__Problem details__.
Copy out all the data, word for word.

__Extracts from a graphics dataset__.
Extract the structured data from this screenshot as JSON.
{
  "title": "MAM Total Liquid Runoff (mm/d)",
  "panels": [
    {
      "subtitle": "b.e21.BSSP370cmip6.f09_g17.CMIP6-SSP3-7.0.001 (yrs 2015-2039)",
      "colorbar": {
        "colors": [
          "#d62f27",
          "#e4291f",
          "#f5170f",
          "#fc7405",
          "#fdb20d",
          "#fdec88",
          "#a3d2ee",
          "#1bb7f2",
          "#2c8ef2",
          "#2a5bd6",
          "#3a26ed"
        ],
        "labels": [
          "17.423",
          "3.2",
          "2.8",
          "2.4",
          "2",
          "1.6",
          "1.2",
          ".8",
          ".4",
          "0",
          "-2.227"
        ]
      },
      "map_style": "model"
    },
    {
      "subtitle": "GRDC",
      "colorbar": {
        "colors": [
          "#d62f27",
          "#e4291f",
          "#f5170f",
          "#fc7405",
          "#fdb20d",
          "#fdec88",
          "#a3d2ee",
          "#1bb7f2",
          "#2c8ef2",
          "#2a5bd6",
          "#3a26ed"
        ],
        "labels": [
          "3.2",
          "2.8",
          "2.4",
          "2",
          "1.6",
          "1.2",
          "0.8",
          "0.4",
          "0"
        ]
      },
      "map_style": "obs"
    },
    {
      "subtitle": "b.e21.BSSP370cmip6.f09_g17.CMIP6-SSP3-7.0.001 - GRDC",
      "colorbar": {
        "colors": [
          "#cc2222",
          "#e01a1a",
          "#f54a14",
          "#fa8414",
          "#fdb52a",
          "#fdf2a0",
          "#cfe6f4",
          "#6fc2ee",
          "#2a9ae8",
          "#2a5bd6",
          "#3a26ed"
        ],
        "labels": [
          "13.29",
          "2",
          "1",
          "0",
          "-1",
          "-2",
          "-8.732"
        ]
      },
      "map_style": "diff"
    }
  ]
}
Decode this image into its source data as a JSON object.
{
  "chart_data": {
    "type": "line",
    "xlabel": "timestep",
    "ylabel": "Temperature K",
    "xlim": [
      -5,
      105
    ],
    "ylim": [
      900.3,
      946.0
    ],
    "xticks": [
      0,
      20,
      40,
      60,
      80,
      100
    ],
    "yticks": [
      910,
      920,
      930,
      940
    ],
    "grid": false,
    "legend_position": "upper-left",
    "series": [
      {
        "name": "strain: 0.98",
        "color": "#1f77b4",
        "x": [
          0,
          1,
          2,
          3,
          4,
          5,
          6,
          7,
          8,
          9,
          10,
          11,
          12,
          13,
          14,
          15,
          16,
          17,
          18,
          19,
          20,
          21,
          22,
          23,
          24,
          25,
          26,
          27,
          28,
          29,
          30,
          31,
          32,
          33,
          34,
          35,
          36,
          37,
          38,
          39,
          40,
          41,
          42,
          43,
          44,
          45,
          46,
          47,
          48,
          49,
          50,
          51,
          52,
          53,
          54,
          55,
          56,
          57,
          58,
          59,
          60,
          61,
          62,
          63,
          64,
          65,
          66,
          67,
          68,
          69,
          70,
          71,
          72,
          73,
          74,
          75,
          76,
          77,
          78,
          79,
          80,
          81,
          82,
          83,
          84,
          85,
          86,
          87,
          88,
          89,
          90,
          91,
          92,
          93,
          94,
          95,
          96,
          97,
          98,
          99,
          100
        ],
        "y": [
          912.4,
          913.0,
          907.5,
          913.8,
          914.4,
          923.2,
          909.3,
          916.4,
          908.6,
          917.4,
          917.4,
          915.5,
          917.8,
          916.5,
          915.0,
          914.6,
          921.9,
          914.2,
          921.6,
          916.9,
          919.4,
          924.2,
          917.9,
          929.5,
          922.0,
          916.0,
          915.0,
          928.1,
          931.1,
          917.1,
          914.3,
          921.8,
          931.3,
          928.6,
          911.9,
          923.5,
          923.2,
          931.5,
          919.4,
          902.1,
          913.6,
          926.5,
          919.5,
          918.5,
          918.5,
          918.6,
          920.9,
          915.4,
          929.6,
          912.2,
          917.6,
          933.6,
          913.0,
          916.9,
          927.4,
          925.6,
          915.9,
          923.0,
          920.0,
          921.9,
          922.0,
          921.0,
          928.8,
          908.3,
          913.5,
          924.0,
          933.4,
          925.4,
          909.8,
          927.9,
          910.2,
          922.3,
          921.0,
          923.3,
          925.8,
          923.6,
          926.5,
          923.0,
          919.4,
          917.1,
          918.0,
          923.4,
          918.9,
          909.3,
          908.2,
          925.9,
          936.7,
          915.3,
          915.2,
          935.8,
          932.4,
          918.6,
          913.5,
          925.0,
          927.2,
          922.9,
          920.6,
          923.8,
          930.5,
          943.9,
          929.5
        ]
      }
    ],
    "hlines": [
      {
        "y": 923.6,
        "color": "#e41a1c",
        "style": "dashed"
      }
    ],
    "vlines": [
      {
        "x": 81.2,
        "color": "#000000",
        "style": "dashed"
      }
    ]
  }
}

__Solved problem__.
Extract the structured data from this screenshot as JSON.
{
  "title": "MAM Total Liquid Runoff (mm/d)",
  "panels": [
    {
      "subtitle": "b.e21.BSSP370cmip6.f09_g17.CMIP6-SSP3-7.0.001 (yrs 2015-2039)",
      "colorbar": {
        "colors": [
          "#d62f27",
          "#e4291f",
          "#f5170f",
          "#fc7405",
          "#fdb20d",
          "#fdec88",
          "#a3d2ee",
          "#1bb7f2",
          "#2c8ef2",
          "#2a5bd6",
          "#3a26ed"
        ],
        "labels": [
          "17.423",
          "3.2",
          "2.8",
          "2.4",
          "2",
          "1.6",
          "1.2",
          ".8",
          ".4",
          "0",
          "-2.227"
        ]
      },
      "map_style": "model"
    },
    {
      "subtitle": "GRDC",
      "colorbar": {
        "colors": [
          "#d62f27",
          "#e4291f",
          "#f5170f",
          "#fc7405",
          "#fdb20d",
          "#fdec88",
          "#a3d2ee",
          "#1bb7f2",
          "#2c8ef2",
          "#2a5bd6",
          "#3a26ed"
        ],
        "labels": [
          "3.2",
          "2.8",
          "2.4",
          "2",
          "1.6",
          "1.2",
          "0.8",
          "0.4",
          "0"
        ]
      },
      "map_style": "obs"
    },
    {
      "subtitle": "b.e21.BSSP370cmip6.f09_g17.CMIP6-SSP3-7.0.001 - GRDC",
      "colorbar": {
        "colors": [
          "#cc2222",
          "#e01a1a",
          "#f54a14",
          "#fa8414",
          "#fdb52a",
          "#fdf2a0",
          "#cfe6f4",
          "#6fc2ee",
          "#2a9ae8",
          "#2a5bd6",
          "#3a26ed"
        ],
        "labels": [
          "13.29",
          "2",
          "1",
          "0",
          "-1",
          "-2",
          "-8.732"
        ]
      },
      "map_style": "diff"
    }
  ]
}
Decode this image into its source data as a JSON object.
{
  "chart_data": {
    "type": "line",
    "xlabel": "timestep",
    "ylabel": "Temperature K",
    "xlim": [
      -5,
      105
    ],
    "ylim": [
      900.3,
      946.0
    ],
    "xticks": [
      0,
      20,
      40,
      60,
      80,
      100
    ],
    "yticks": [
      910,
      920,
      930,
      940
    ],
    "grid": false,
    "legend_position": "upper-left",
    "series": [
      {
        "name": "strain: 0.98",
        "color": "#1f77b4",
        "x": [
          0,
          1,
          2,
          3,
          4,
          5,
          6,
          7,
          8,
          9,
          10,
          11,
          12,
          13,
          14,
          15,
          16,
          17,
          18,
          19,
          20,
          21,
          22,
          23,
          24,
          25,
          26,
          27,
          28,
          29,
          30,
          31,
          32,
          33,
          34,
          35,
          36,
          37,
          38,
          39,
          40,
          41,
          42,
          43,
          44,
          45,
          46,
          47,
          48,
          49,
          50,
          51,
          52,
          53,
          54,
          55,
          56,
          57,
          58,
          59,
          60,
          61,
          62,
          63,
          64,
          65,
          66,
          67,
          68,
          69,
          70,
          71,
          72,
          73,
          74,
          75,
          76,
          77,
          78,
          79,
          80,
          81,
          82,
          83,
          84,
          85,
          86,
          87,
          88,
          89,
          90,
          91,
          92,
          93,
          94,
          95,
          96,
          97,
          98,
          99,
          100
        ],
        "y": [
          912.4,
          913.0,
          907.5,
          913.8,
          914.4,
          923.2,
          909.3,
          916.4,
          908.6,
          917.4,
          917.4,
          915.5,
          917.8,
          916.5,
          915.0,
          914.6,
          921.9,
          914.2,
          921.6,
          916.9,
          919.4,
          924.2,
          917.9,
          929.5,
          922.0,
          916.0,
          915.0,
          928.1,
          931.1,
          917.1,
          914.3,
          921.8,
          931.3,
          928.6,
          911.9,
          923.5,
          923.2,
          931.5,
          919.4,
          902.1,
          913.6,
          926.5,
          919.5,
          918.5,
          918.5,
          918.6,
          920.9,
          915.4,
          929.6,
          912.2,
          917.6,
          933.6,
          913.0,
          916.9,
          927.4,
          925.6,
          915.9,
          923.0,
          920.0,
          921.9,
          922.0,
          921.0,
          928.8,
          908.3,
          913.5,
          924.0,
          933.4,
          925.4,
          909.8,
          927.9,
          910.2,
          922.3,
          921.0,
          923.3,
          925.8,
          923.6,
          926.5,
          923.0,
          919.4,
          917.1,
          918.0,
          923.4,
          918.9,
          909.3,
          908.2,
          925.9,
          936.7,
          915.3,
          915.2,
          935.8,
          932.4,
          918.6,
          913.5,
          925.0,
          927.2,
          922.9,
          920.6,
          923.8,
          930.5,
          943.9,
          929.5
        ]
      }
    ],
    "hlines": [
      {
        "y": 923.6,
        "color": "#e41a1c",
        "style": "dashed"
      }
    ],
    "vlines": [
      {
        "x": 81.2,
        "color": "#000000",
        "style": "dashed"
      }
    ]
  }
}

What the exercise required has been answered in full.